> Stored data
**********

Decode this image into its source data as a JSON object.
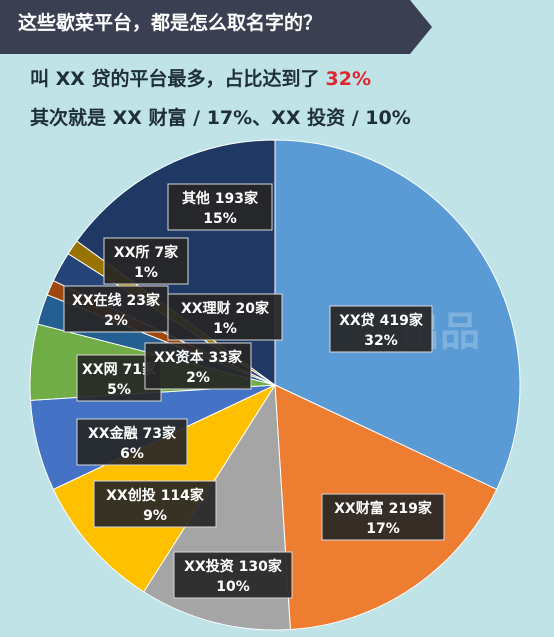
{
  "title": "这些歇菜平台，都是怎么取名字的？",
  "headline1": {
    "prefix": "叫 XX 贷的平台最多，占比达到了",
    "value": "32%"
  },
  "headline2": "其次就是 XX 财富 / 17%、XX 投资 / 10%",
  "watermark": "出品",
  "colors": {
    "background": "#bfe3e6",
    "banner": "#3a3f52",
    "accent": "#e0262e",
    "label_bg": "#262626"
  },
  "chart_data": {
    "type": "pie",
    "start_angle_deg": 0,
    "slices": [
      {
        "name": "XX贷",
        "count": "419家",
        "percent": 32,
        "percent_label": "32%",
        "color": "#5b9bd5"
      },
      {
        "name": "XX财富",
        "count": "219家",
        "percent": 17,
        "percent_label": "17%",
        "color": "#ed7d31"
      },
      {
        "name": "XX投资",
        "count": "130家",
        "percent": 10,
        "percent_label": "10%",
        "color": "#a5a5a5"
      },
      {
        "name": "XX创投",
        "count": "114家",
        "percent": 9,
        "percent_label": "9%",
        "color": "#ffc000"
      },
      {
        "name": "XX金融",
        "count": "73家",
        "percent": 6,
        "percent_label": "6%",
        "color": "#4472c4"
      },
      {
        "name": "XX网",
        "count": "71家",
        "percent": 5,
        "percent_label": "5%",
        "color": "#70ad47"
      },
      {
        "name": "XX资本",
        "count": "33家",
        "percent": 2,
        "percent_label": "2%",
        "color": "#255e91"
      },
      {
        "name": "XX理财",
        "count": "20家",
        "percent": 1,
        "percent_label": "1%",
        "color": "#9e480e"
      },
      {
        "name": "XX在线",
        "count": "23家",
        "percent": 2,
        "percent_label": "2%",
        "color": "#264478"
      },
      {
        "name": "XX所",
        "count": "7家",
        "percent": 1,
        "percent_label": "1%",
        "color": "#997300"
      },
      {
        "name": "其他",
        "count": "193家",
        "percent": 15,
        "percent_label": "15%",
        "color": "#203864"
      }
    ]
  }
}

**********

> Problem requirements
Retype all entries exactly as they appear, dropping the images.

> Problem solution
Decode this image into its source data as a JSON object.
{
  "title": "这些歇菜平台，都是怎么取名字的？",
  "headline1": {
    "prefix": "叫 XX 贷的平台最多，占比达到了",
    "value": "32%"
  },
  "headline2": "其次就是 XX 财富 / 17%、XX 投资 / 10%",
  "watermark": "出品",
  "colors": {
    "background": "#bfe3e6",
    "banner": "#3a3f52",
    "accent": "#e0262e",
    "label_bg": "#262626"
  },
  "chart_data": {
    "type": "pie",
    "start_angle_deg": 0,
    "slices": [
      {
        "name": "XX贷",
        "count": "419家",
        "percent": 32,
        "percent_label": "32%",
        "color": "#5b9bd5"
      },
      {
        "name": "XX财富",
        "count": "219家",
        "percent": 17,
        "percent_label": "17%",
        "color": "#ed7d31"
      },
      {
        "name": "XX投资",
        "count": "130家",
        "percent": 10,
        "percent_label": "10%",
        "color": "#a5a5a5"
      },
      {
        "name": "XX创投",
        "count": "114家",
        "percent": 9,
        "percent_label": "9%",
        "color": "#ffc000"
      },
      {
        "name": "XX金融",
        "count": "73家",
        "percent": 6,
        "percent_label": "6%",
        "color": "#4472c4"
      },
      {
        "name": "XX网",
        "count": "71家",
        "percent": 5,
        "percent_label": "5%",
        "color": "#70ad47"
      },
      {
        "name": "XX资本",
        "count": "33家",
        "percent": 2,
        "percent_label": "2%",
        "color": "#255e91"
      },
      {
        "name": "XX理财",
        "count": "20家",
        "percent": 1,
        "percent_label": "1%",
        "color": "#9e480e"
      },
      {
        "name": "XX在线",
        "count": "23家",
        "percent": 2,
        "percent_label": "2%",
        "color": "#264478"
      },
      {
        "name": "XX所",
        "count": "7家",
        "percent": 1,
        "percent_label": "1%",
        "color": "#997300"
      },
      {
        "name": "其他",
        "count": "193家",
        "percent": 15,
        "percent_label": "15%",
        "color": "#203864"
      }
    ]
  }
}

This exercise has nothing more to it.